Produce a word-for-word copy of the listing below without its pictures.

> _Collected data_
========================================

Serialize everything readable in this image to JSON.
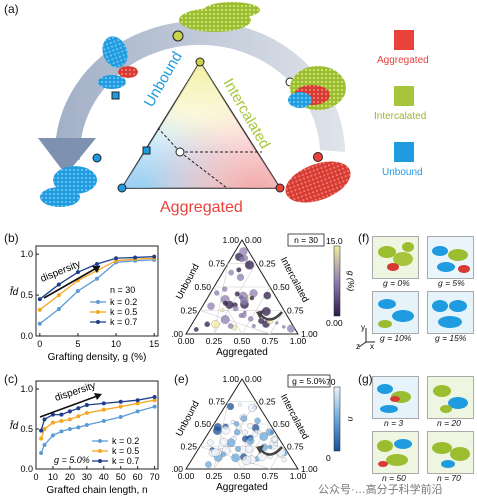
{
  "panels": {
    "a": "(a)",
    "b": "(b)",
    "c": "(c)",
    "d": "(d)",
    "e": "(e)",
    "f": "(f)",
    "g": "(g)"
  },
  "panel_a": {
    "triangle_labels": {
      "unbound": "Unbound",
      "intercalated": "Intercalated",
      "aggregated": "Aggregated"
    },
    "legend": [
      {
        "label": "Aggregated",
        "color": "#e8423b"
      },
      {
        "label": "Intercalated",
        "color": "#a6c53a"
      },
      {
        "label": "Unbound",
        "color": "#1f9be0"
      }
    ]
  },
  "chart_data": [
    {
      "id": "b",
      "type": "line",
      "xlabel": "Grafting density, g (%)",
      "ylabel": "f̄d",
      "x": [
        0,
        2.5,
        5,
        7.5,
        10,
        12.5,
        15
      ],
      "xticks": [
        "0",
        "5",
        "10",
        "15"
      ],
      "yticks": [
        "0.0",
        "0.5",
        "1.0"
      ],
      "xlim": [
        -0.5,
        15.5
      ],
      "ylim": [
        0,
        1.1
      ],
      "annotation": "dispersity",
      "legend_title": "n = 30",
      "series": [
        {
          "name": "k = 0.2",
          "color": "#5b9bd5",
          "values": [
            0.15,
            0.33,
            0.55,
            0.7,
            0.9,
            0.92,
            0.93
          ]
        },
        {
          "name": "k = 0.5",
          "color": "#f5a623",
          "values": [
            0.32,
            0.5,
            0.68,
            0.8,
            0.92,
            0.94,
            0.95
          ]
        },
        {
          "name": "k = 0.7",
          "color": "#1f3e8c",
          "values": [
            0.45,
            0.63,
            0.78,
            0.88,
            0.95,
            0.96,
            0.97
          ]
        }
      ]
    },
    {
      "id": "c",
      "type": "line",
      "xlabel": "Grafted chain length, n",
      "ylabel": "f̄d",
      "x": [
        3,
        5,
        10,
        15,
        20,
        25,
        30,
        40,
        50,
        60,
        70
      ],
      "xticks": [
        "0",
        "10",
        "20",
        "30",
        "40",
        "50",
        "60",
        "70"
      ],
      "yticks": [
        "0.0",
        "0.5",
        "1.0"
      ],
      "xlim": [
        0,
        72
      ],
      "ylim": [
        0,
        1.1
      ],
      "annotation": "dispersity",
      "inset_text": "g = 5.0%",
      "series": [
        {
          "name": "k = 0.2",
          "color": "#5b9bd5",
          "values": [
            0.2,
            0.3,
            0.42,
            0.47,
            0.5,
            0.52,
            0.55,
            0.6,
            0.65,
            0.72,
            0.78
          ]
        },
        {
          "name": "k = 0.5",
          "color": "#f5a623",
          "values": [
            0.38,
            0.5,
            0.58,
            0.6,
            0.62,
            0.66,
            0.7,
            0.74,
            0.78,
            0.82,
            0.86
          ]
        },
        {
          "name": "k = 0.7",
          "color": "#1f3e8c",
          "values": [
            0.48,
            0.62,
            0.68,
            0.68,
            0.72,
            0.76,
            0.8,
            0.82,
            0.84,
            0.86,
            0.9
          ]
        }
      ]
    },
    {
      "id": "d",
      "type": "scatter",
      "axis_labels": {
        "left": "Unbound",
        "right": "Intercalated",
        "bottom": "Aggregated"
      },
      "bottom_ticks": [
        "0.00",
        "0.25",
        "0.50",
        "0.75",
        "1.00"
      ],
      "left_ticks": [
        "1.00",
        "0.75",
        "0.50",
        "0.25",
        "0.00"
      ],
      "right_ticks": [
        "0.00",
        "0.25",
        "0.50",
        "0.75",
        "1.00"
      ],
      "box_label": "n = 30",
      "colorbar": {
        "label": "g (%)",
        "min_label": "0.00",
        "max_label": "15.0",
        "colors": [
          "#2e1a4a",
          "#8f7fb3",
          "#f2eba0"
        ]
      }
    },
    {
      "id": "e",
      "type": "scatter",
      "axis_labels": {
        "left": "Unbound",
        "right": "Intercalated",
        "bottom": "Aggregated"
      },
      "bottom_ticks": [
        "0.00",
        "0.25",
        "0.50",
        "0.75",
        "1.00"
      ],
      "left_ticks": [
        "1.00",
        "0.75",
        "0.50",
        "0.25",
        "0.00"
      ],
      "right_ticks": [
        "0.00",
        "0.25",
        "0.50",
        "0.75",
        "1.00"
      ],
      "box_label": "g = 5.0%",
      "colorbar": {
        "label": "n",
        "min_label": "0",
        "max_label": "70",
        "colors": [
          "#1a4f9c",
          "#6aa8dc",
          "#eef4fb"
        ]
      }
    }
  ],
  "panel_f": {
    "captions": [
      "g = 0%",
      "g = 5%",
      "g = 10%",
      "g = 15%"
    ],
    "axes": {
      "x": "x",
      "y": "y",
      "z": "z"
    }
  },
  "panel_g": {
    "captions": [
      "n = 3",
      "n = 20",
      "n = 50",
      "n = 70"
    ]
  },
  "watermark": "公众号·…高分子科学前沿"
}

========================================

> _Answer to the problem_
Serialize everything readable in this image to JSON.
{
  "panels": {
    "a": "(a)",
    "b": "(b)",
    "c": "(c)",
    "d": "(d)",
    "e": "(e)",
    "f": "(f)",
    "g": "(g)"
  },
  "panel_a": {
    "triangle_labels": {
      "unbound": "Unbound",
      "intercalated": "Intercalated",
      "aggregated": "Aggregated"
    },
    "legend": [
      {
        "label": "Aggregated",
        "color": "#e8423b"
      },
      {
        "label": "Intercalated",
        "color": "#a6c53a"
      },
      {
        "label": "Unbound",
        "color": "#1f9be0"
      }
    ]
  },
  "chart_data": [
    {
      "id": "b",
      "type": "line",
      "xlabel": "Grafting density, g (%)",
      "ylabel": "f̄d",
      "x": [
        0,
        2.5,
        5,
        7.5,
        10,
        12.5,
        15
      ],
      "xticks": [
        "0",
        "5",
        "10",
        "15"
      ],
      "yticks": [
        "0.0",
        "0.5",
        "1.0"
      ],
      "xlim": [
        -0.5,
        15.5
      ],
      "ylim": [
        0,
        1.1
      ],
      "annotation": "dispersity",
      "legend_title": "n = 30",
      "series": [
        {
          "name": "k = 0.2",
          "color": "#5b9bd5",
          "values": [
            0.15,
            0.33,
            0.55,
            0.7,
            0.9,
            0.92,
            0.93
          ]
        },
        {
          "name": "k = 0.5",
          "color": "#f5a623",
          "values": [
            0.32,
            0.5,
            0.68,
            0.8,
            0.92,
            0.94,
            0.95
          ]
        },
        {
          "name": "k = 0.7",
          "color": "#1f3e8c",
          "values": [
            0.45,
            0.63,
            0.78,
            0.88,
            0.95,
            0.96,
            0.97
          ]
        }
      ]
    },
    {
      "id": "c",
      "type": "line",
      "xlabel": "Grafted chain length, n",
      "ylabel": "f̄d",
      "x": [
        3,
        5,
        10,
        15,
        20,
        25,
        30,
        40,
        50,
        60,
        70
      ],
      "xticks": [
        "0",
        "10",
        "20",
        "30",
        "40",
        "50",
        "60",
        "70"
      ],
      "yticks": [
        "0.0",
        "0.5",
        "1.0"
      ],
      "xlim": [
        0,
        72
      ],
      "ylim": [
        0,
        1.1
      ],
      "annotation": "dispersity",
      "inset_text": "g = 5.0%",
      "series": [
        {
          "name": "k = 0.2",
          "color": "#5b9bd5",
          "values": [
            0.2,
            0.3,
            0.42,
            0.47,
            0.5,
            0.52,
            0.55,
            0.6,
            0.65,
            0.72,
            0.78
          ]
        },
        {
          "name": "k = 0.5",
          "color": "#f5a623",
          "values": [
            0.38,
            0.5,
            0.58,
            0.6,
            0.62,
            0.66,
            0.7,
            0.74,
            0.78,
            0.82,
            0.86
          ]
        },
        {
          "name": "k = 0.7",
          "color": "#1f3e8c",
          "values": [
            0.48,
            0.62,
            0.68,
            0.68,
            0.72,
            0.76,
            0.8,
            0.82,
            0.84,
            0.86,
            0.9
          ]
        }
      ]
    },
    {
      "id": "d",
      "type": "scatter",
      "axis_labels": {
        "left": "Unbound",
        "right": "Intercalated",
        "bottom": "Aggregated"
      },
      "bottom_ticks": [
        "0.00",
        "0.25",
        "0.50",
        "0.75",
        "1.00"
      ],
      "left_ticks": [
        "1.00",
        "0.75",
        "0.50",
        "0.25",
        "0.00"
      ],
      "right_ticks": [
        "0.00",
        "0.25",
        "0.50",
        "0.75",
        "1.00"
      ],
      "box_label": "n = 30",
      "colorbar": {
        "label": "g (%)",
        "min_label": "0.00",
        "max_label": "15.0",
        "colors": [
          "#2e1a4a",
          "#8f7fb3",
          "#f2eba0"
        ]
      }
    },
    {
      "id": "e",
      "type": "scatter",
      "axis_labels": {
        "left": "Unbound",
        "right": "Intercalated",
        "bottom": "Aggregated"
      },
      "bottom_ticks": [
        "0.00",
        "0.25",
        "0.50",
        "0.75",
        "1.00"
      ],
      "left_ticks": [
        "1.00",
        "0.75",
        "0.50",
        "0.25",
        "0.00"
      ],
      "right_ticks": [
        "0.00",
        "0.25",
        "0.50",
        "0.75",
        "1.00"
      ],
      "box_label": "g = 5.0%",
      "colorbar": {
        "label": "n",
        "min_label": "0",
        "max_label": "70",
        "colors": [
          "#1a4f9c",
          "#6aa8dc",
          "#eef4fb"
        ]
      }
    }
  ],
  "panel_f": {
    "captions": [
      "g = 0%",
      "g = 5%",
      "g = 10%",
      "g = 15%"
    ],
    "axes": {
      "x": "x",
      "y": "y",
      "z": "z"
    }
  },
  "panel_g": {
    "captions": [
      "n = 3",
      "n = 20",
      "n = 50",
      "n = 70"
    ]
  },
  "watermark": "公众号·…高分子科学前沿"
}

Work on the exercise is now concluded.